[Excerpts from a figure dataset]
#####

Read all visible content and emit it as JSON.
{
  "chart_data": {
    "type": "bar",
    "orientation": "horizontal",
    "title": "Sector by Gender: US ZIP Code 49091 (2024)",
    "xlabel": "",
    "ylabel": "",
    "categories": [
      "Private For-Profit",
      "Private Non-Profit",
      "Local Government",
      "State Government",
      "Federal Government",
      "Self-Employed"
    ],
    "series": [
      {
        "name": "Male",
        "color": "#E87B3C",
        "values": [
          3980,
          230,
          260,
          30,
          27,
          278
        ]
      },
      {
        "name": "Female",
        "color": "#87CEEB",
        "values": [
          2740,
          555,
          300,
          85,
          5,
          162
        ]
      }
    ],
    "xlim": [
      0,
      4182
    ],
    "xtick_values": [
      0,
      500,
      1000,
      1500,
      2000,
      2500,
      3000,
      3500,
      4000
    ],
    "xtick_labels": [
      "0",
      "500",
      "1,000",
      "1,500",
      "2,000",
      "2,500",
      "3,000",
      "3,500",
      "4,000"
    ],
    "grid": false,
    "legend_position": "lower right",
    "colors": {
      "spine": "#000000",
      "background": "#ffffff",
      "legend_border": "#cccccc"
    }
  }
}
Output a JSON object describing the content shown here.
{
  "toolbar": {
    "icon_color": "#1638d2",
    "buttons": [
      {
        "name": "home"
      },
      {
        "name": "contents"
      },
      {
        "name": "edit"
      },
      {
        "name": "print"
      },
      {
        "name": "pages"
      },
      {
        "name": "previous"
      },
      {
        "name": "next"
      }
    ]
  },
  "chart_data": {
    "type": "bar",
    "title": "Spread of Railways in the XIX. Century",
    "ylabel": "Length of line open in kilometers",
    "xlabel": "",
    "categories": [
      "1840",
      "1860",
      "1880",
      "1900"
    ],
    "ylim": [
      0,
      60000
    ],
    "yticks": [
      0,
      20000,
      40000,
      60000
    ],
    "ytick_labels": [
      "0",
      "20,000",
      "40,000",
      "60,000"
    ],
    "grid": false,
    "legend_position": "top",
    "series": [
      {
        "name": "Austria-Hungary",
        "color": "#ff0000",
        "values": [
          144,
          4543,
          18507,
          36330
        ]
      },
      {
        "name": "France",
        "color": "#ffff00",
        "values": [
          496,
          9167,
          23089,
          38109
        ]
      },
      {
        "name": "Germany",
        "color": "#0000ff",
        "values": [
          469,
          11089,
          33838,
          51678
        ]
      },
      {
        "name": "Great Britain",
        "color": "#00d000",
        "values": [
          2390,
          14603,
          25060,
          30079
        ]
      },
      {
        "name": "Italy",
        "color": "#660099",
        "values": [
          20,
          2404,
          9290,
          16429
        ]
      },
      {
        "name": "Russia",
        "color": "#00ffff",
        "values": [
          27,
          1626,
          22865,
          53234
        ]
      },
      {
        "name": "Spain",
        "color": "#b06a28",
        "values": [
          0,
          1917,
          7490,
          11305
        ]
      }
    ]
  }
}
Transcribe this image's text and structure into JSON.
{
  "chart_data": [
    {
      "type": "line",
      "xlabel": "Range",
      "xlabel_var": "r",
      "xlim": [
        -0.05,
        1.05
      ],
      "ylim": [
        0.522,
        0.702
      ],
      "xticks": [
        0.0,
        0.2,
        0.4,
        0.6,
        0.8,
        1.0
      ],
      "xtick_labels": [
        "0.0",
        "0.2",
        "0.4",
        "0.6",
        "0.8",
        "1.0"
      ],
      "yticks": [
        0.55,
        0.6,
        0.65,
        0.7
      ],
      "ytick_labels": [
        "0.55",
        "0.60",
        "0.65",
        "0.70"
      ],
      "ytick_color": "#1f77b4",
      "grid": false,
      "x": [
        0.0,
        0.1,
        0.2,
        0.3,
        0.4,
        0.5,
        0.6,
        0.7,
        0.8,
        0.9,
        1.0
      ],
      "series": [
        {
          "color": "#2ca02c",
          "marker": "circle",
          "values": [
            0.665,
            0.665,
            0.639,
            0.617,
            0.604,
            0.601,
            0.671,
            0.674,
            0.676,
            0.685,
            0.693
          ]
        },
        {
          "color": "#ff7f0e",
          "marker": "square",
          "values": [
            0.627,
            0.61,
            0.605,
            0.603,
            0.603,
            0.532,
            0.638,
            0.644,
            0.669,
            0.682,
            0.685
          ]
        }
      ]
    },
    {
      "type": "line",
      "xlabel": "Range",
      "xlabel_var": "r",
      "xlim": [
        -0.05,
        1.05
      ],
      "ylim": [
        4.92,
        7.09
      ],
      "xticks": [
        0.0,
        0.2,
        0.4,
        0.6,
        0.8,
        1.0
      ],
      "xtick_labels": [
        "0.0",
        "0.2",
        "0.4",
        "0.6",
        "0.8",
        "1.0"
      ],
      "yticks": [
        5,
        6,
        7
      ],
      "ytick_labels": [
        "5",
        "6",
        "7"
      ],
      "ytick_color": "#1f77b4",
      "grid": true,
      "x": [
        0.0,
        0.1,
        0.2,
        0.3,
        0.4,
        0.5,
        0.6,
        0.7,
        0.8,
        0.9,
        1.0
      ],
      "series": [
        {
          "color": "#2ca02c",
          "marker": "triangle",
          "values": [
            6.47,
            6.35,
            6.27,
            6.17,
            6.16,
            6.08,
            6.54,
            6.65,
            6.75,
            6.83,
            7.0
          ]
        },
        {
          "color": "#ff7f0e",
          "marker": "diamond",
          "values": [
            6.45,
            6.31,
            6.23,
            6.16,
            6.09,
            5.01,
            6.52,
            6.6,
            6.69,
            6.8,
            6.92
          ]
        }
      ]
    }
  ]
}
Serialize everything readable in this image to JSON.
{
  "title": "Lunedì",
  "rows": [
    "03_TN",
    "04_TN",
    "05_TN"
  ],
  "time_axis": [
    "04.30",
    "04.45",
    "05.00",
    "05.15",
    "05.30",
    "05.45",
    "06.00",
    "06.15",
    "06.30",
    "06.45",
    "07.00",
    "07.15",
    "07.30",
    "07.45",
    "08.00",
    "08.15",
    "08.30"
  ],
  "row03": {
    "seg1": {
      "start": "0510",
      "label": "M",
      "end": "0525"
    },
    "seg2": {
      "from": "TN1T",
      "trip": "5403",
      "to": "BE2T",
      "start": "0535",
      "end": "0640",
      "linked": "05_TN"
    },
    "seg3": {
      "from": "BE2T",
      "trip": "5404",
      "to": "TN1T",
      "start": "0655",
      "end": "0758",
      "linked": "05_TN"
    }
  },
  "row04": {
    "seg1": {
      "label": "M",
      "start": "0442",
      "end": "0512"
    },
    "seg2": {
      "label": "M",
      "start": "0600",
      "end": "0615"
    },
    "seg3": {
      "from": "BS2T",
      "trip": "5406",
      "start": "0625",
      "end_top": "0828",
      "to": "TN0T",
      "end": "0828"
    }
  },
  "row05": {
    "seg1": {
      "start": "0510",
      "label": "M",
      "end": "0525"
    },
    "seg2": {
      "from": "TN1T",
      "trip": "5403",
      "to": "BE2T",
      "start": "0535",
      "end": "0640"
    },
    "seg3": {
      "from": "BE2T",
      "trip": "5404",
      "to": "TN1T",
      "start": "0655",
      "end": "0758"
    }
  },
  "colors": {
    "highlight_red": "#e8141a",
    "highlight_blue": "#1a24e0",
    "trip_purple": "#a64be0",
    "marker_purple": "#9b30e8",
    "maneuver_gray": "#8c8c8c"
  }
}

#####

**Aim of the exercise:** Quote each line of the listing above exactly.

**Solution to this exercise:**
Read all visible content and emit it as JSON.
{
  "chart_data": {
    "type": "bar",
    "orientation": "horizontal",
    "title": "Sector by Gender: US ZIP Code 49091 (2024)",
    "xlabel": "",
    "ylabel": "",
    "categories": [
      "Private For-Profit",
      "Private Non-Profit",
      "Local Government",
      "State Government",
      "Federal Government",
      "Self-Employed"
    ],
    "series": [
      {
        "name": "Male",
        "color": "#E87B3C",
        "values": [
          3980,
          230,
          260,
          30,
          27,
          278
        ]
      },
      {
        "name": "Female",
        "color": "#87CEEB",
        "values": [
          2740,
          555,
          300,
          85,
          5,
          162
        ]
      }
    ],
    "xlim": [
      0,
      4182
    ],
    "xtick_values": [
      0,
      500,
      1000,
      1500,
      2000,
      2500,
      3000,
      3500,
      4000
    ],
    "xtick_labels": [
      "0",
      "500",
      "1,000",
      "1,500",
      "2,000",
      "2,500",
      "3,000",
      "3,500",
      "4,000"
    ],
    "grid": false,
    "legend_position": "lower right",
    "colors": {
      "spine": "#000000",
      "background": "#ffffff",
      "legend_border": "#cccccc"
    }
  }
}
Output a JSON object describing the content shown here.
{
  "toolbar": {
    "icon_color": "#1638d2",
    "buttons": [
      {
        "name": "home"
      },
      {
        "name": "contents"
      },
      {
        "name": "edit"
      },
      {
        "name": "print"
      },
      {
        "name": "pages"
      },
      {
        "name": "previous"
      },
      {
        "name": "next"
      }
    ]
  },
  "chart_data": {
    "type": "bar",
    "title": "Spread of Railways in the XIX. Century",
    "ylabel": "Length of line open in kilometers",
    "xlabel": "",
    "categories": [
      "1840",
      "1860",
      "1880",
      "1900"
    ],
    "ylim": [
      0,
      60000
    ],
    "yticks": [
      0,
      20000,
      40000,
      60000
    ],
    "ytick_labels": [
      "0",
      "20,000",
      "40,000",
      "60,000"
    ],
    "grid": false,
    "legend_position": "top",
    "series": [
      {
        "name": "Austria-Hungary",
        "color": "#ff0000",
        "values": [
          144,
          4543,
          18507,
          36330
        ]
      },
      {
        "name": "France",
        "color": "#ffff00",
        "values": [
          496,
          9167,
          23089,
          38109
        ]
      },
      {
        "name": "Germany",
        "color": "#0000ff",
        "values": [
          469,
          11089,
          33838,
          51678
        ]
      },
      {
        "name": "Great Britain",
        "color": "#00d000",
        "values": [
          2390,
          14603,
          25060,
          30079
        ]
      },
      {
        "name": "Italy",
        "color": "#660099",
        "values": [
          20,
          2404,
          9290,
          16429
        ]
      },
      {
        "name": "Russia",
        "color": "#00ffff",
        "values": [
          27,
          1626,
          22865,
          53234
        ]
      },
      {
        "name": "Spain",
        "color": "#b06a28",
        "values": [
          0,
          1917,
          7490,
          11305
        ]
      }
    ]
  }
}
Transcribe this image's text and structure into JSON.
{
  "chart_data": [
    {
      "type": "line",
      "xlabel": "Range",
      "xlabel_var": "r",
      "xlim": [
        -0.05,
        1.05
      ],
      "ylim": [
        0.522,
        0.702
      ],
      "xticks": [
        0.0,
        0.2,
        0.4,
        0.6,
        0.8,
        1.0
      ],
      "xtick_labels": [
        "0.0",
        "0.2",
        "0.4",
        "0.6",
        "0.8",
        "1.0"
      ],
      "yticks": [
        0.55,
        0.6,
        0.65,
        0.7
      ],
      "ytick_labels": [
        "0.55",
        "0.60",
        "0.65",
        "0.70"
      ],
      "ytick_color": "#1f77b4",
      "grid": false,
      "x": [
        0.0,
        0.1,
        0.2,
        0.3,
        0.4,
        0.5,
        0.6,
        0.7,
        0.8,
        0.9,
        1.0
      ],
      "series": [
        {
          "color": "#2ca02c",
          "marker": "circle",
          "values": [
            0.665,
            0.665,
            0.639,
            0.617,
            0.604,
            0.601,
            0.671,
            0.674,
            0.676,
            0.685,
            0.693
          ]
        },
        {
          "color": "#ff7f0e",
          "marker": "square",
          "values": [
            0.627,
            0.61,
            0.605,
            0.603,
            0.603,
            0.532,
            0.638,
            0.644,
            0.669,
            0.682,
            0.685
          ]
        }
      ]
    },
    {
      "type": "line",
      "xlabel": "Range",
      "xlabel_var": "r",
      "xlim": [
        -0.05,
        1.05
      ],
      "ylim": [
        4.92,
        7.09
      ],
      "xticks": [
        0.0,
        0.2,
        0.4,
        0.6,
        0.8,
        1.0
      ],
      "xtick_labels": [
        "0.0",
        "0.2",
        "0.4",
        "0.6",
        "0.8",
        "1.0"
      ],
      "yticks": [
        5,
        6,
        7
      ],
      "ytick_labels": [
        "5",
        "6",
        "7"
      ],
      "ytick_color": "#1f77b4",
      "grid": true,
      "x": [
        0.0,
        0.1,
        0.2,
        0.3,
        0.4,
        0.5,
        0.6,
        0.7,
        0.8,
        0.9,
        1.0
      ],
      "series": [
        {
          "color": "#2ca02c",
          "marker": "triangle",
          "values": [
            6.47,
            6.35,
            6.27,
            6.17,
            6.16,
            6.08,
            6.54,
            6.65,
            6.75,
            6.83,
            7.0
          ]
        },
        {
          "color": "#ff7f0e",
          "marker": "diamond",
          "values": [
            6.45,
            6.31,
            6.23,
            6.16,
            6.09,
            5.01,
            6.52,
            6.6,
            6.69,
            6.8,
            6.92
          ]
        }
      ]
    }
  ]
}
Serialize everything readable in this image to JSON.
{
  "title": "Lunedì",
  "rows": [
    "03_TN",
    "04_TN",
    "05_TN"
  ],
  "time_axis": [
    "04.30",
    "04.45",
    "05.00",
    "05.15",
    "05.30",
    "05.45",
    "06.00",
    "06.15",
    "06.30",
    "06.45",
    "07.00",
    "07.15",
    "07.30",
    "07.45",
    "08.00",
    "08.15",
    "08.30"
  ],
  "row03": {
    "seg1": {
      "start": "0510",
      "label": "M",
      "end": "0525"
    },
    "seg2": {
      "from": "TN1T",
      "trip": "5403",
      "to": "BE2T",
      "start": "0535",
      "end": "0640",
      "linked": "05_TN"
    },
    "seg3": {
      "from": "BE2T",
      "trip": "5404",
      "to": "TN1T",
      "start": "0655",
      "end": "0758",
      "linked": "05_TN"
    }
  },
  "row04": {
    "seg1": {
      "label": "M",
      "start": "0442",
      "end": "0512"
    },
    "seg2": {
      "label": "M",
      "start": "0600",
      "end": "0615"
    },
    "seg3": {
      "from": "BS2T",
      "trip": "5406",
      "start": "0625",
      "end_top": "0828",
      "to": "TN0T",
      "end": "0828"
    }
  },
  "row05": {
    "seg1": {
      "start": "0510",
      "label": "M",
      "end": "0525"
    },
    "seg2": {
      "from": "TN1T",
      "trip": "5403",
      "to": "BE2T",
      "start": "0535",
      "end": "0640"
    },
    "seg3": {
      "from": "BE2T",
      "trip": "5404",
      "to": "TN1T",
      "start": "0655",
      "end": "0758"
    }
  },
  "colors": {
    "highlight_red": "#e8141a",
    "highlight_blue": "#1a24e0",
    "trip_purple": "#a64be0",
    "marker_purple": "#9b30e8",
    "maneuver_gray": "#8c8c8c"
  }
}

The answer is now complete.